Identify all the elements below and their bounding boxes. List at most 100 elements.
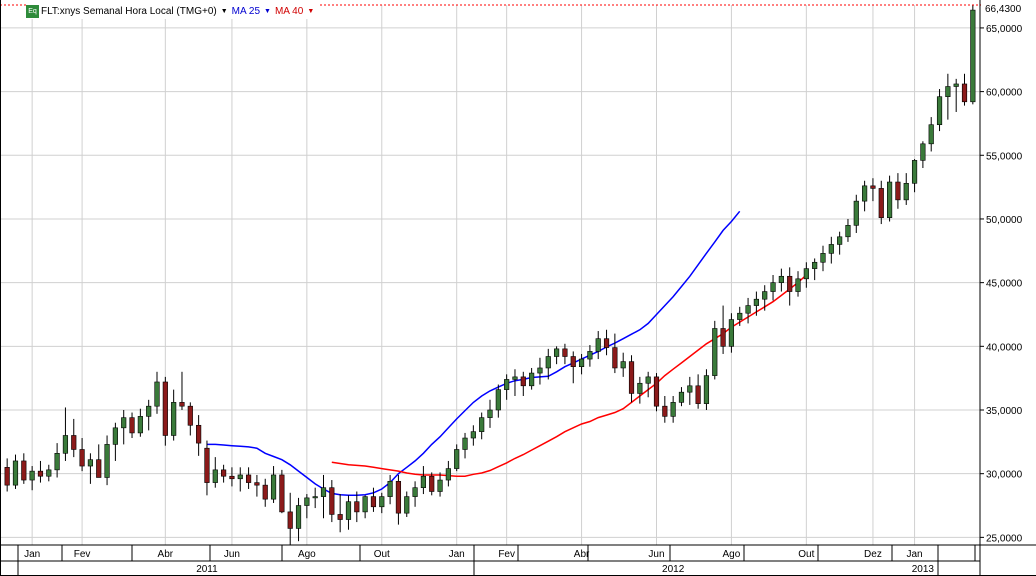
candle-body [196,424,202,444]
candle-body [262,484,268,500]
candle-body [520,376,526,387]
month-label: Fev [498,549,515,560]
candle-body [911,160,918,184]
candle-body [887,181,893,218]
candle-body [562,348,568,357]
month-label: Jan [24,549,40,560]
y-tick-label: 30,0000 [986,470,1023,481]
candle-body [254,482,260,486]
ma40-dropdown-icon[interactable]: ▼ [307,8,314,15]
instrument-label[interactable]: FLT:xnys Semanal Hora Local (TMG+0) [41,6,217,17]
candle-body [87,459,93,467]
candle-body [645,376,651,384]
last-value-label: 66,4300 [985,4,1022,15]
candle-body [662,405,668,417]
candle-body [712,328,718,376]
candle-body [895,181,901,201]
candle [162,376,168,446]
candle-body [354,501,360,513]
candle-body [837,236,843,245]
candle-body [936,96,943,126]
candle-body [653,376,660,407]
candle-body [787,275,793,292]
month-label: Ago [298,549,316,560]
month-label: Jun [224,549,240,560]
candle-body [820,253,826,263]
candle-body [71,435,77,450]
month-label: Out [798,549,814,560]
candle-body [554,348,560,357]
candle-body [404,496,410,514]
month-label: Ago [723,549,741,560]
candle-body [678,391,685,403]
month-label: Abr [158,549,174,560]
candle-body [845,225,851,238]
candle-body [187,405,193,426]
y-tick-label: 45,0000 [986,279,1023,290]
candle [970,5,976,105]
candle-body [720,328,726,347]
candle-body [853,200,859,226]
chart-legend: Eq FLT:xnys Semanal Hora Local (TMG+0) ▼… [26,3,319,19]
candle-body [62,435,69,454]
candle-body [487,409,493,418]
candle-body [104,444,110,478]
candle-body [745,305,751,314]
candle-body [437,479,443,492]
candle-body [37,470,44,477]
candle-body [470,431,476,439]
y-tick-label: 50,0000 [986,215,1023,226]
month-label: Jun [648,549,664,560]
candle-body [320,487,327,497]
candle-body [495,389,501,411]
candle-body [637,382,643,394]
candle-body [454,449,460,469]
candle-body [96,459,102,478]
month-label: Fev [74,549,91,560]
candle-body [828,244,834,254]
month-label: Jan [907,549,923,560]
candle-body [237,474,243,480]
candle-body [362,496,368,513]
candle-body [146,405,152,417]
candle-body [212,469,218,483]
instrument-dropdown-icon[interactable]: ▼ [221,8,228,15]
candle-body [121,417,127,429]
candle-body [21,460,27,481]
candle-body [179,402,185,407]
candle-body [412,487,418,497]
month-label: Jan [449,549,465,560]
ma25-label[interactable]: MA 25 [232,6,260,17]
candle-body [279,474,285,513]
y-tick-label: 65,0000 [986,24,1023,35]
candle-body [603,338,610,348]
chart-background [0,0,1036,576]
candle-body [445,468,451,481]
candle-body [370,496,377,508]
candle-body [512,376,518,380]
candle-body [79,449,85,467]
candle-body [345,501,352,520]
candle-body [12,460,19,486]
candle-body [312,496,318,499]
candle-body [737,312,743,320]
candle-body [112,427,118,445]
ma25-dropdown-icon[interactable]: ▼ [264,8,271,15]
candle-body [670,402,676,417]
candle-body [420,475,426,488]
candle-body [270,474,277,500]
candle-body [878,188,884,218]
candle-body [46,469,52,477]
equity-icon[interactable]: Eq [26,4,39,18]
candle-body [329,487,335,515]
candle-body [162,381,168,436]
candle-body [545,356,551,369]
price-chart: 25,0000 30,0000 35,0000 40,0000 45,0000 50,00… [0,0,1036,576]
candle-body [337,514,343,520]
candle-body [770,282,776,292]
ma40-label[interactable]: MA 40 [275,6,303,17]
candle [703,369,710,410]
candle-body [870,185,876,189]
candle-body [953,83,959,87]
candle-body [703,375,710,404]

§ §

_TASK:_
Lay out each line of the material above as a Markdown table with the columns Row and Line, numbering the rows and skipping blank lines. Leave the pictures out.

_TASK ANSWER:_
| Row | Line |
|---|---|
| 1 | Identify all the elements below and their bounding boxes. List at most 100 elements. |
| 2 | candle-body [196,424,202,444] |
| 3 | candle-body [262,484,268,500] |
| 4 | candle-body [520,376,526,387] |
| 5 | month-label: Fev [498,549,515,560] |
| 6 | candle-body [911,160,918,184] |
| 7 | candle-body [887,181,893,218] |
| 8 | candle-body [562,348,568,357] |
| 9 | month-label: Jan [24,549,40,560] |
| 10 | y-tick-label: 30,0000 [986,470,1023,481] |
| 11 | candle-body [254,482,260,486] |
| 12 | ma40-dropdown-icon[interactable]: ▼ [307,8,314,15] |
| 13 | instrument-label[interactable]: FLT:xnys Semanal Hora Local (TMG+0) [41,6,217,17] |
| 14 | candle-body [87,459,93,467] |
| 15 | candle-body [645,376,651,384] |
| 16 | last-value-label: 66,4300 [985,4,1022,15] |
| 17 | candle-body [662,405,668,417] |
| 18 | candle-body [712,328,718,376] |
| 19 | candle-body [895,181,901,201] |
| 20 | candle [162,376,168,446] |
| 21 | candle-body [354,501,360,513] |
| 22 | candle-body [837,236,843,245] |
| 23 | candle-body [936,96,943,126] |
| 24 | candle-body [653,376,660,407] |
| 25 | candle-body [787,275,793,292] |
| 26 | month-label: Ago [298,549,316,560] |
| 27 | month-label: Jun [224,549,240,560] |
| 28 | candle-body [820,253,826,263] |
| 29 | candle-body [71,435,77,450] |
| 30 | month-label: Out [798,549,814,560] |
| 31 | candle-body [554,348,560,357] |
| 32 | candle-body [404,496,410,514] |
| 33 | month-label: Ago [723,549,741,560] |
| 34 | candle-body [678,391,685,403] |
| 35 | month-label: Abr [158,549,174,560] |
| 36 | candle-body [845,225,851,238] |
| 37 | candle-body [187,405,193,426] |
| 38 | y-tick-label: 45,0000 [986,279,1023,290] |
| 39 | candle [970,5,976,105] |
| 40 | candle-body [720,328,726,347] |
| 41 | candle-body [853,200,859,226] |
| 42 | chart-legend: Eq FLT:xnys Semanal Hora Local (TMG+0) ▼… [26,3,319,19] |
| 43 | candle-body [62,435,69,454] |
| 44 | candle-body [487,409,493,418] |
| 45 | candle-body [104,444,110,478] |
| 46 | candle-body [745,305,751,314] |
| 47 | candle-body [437,479,443,492] |
| 48 | candle-body [37,470,44,477] |
| 49 | candle-body [470,431,476,439] |
| 50 | y-tick-label: 50,0000 [986,215,1023,226] |
| 51 | month-label: Jun [648,549,664,560] |
| 52 | candle-body [320,487,327,497] |
| 53 | candle-body [495,389,501,411] |
| 54 | candle-body [637,382,643,394] |
| 55 | candle-body [454,449,460,469] |
| 56 | candle-body [96,459,102,478] |
| 57 | month-label: Fev [74,549,91,560] |
| 58 | candle-body [828,244,834,254] |
| 59 | month-label: Jan [907,549,923,560] |
| 60 | candle-body [237,474,243,480] |
| 61 | candle-body [362,496,368,513] |
| 62 | candle-body [146,405,152,417] |
| 63 | candle-body [212,469,218,483] |
| 64 | instrument-dropdown-icon[interactable]: ▼ [221,8,228,15] |
| 65 | candle-body [121,417,127,429] |
| 66 | candle-body [21,460,27,481] |
| 67 | candle-body [179,402,185,407] |
| 68 | candle-body [412,487,418,497] |
| 69 | month-label: Jan [449,549,465,560] |
| 70 | ma25-label[interactable]: MA 25 [232,6,260,17] |
| 71 | candle-body [279,474,285,513] |
| 72 | y-tick-label: 65,0000 [986,24,1023,35] |
| 73 | candle-body [603,338,610,348] |
| 74 | chart-background [0,0,1036,576] |
| 75 | candle-body [445,468,451,481] |
| 76 | candle-body [370,496,377,508] |
| 77 | candle-body [512,376,518,380] |
| 78 | candle-body [79,449,85,467] |
| 79 | candle-body [345,501,352,520] |
| 80 | candle-body [12,460,19,486] |
| 81 | candle-body [312,496,318,499] |
| 82 | candle-body [737,312,743,320] |
| 83 | candle-body [112,427,118,445] |
| 84 | ma25-dropdown-icon[interactable]: ▼ [264,8,271,15] |
| 85 | candle-body [670,402,676,417] |
| 86 | candle-body [420,475,426,488] |
| 87 | candle-body [270,474,277,500] |
| 88 | candle-body [878,188,884,218] |
| 89 | candle-body [46,469,52,477] |
| 90 | equity-icon[interactable]: Eq [26,4,39,18] |
| 91 | candle-body [329,487,335,515] |
| 92 | candle-body [162,381,168,436] |
| 93 | candle-body [545,356,551,369] |
| 94 | price-chart: 25,0000 30,0000 35,0000 40,0000 45,0000 50,00… [0,0,1036,576] |
| 95 | candle-body [337,514,343,520] |
| 96 | candle-body [770,282,776,292] |
| 97 | ma40-label[interactable]: MA 40 [275,6,303,17] |
| 98 | candle [703,369,710,410] |
| 99 | candle-body [870,185,876,189] |
| 100 | candle-body [953,83,959,87] |
| 101 | candle-body [703,375,710,404] |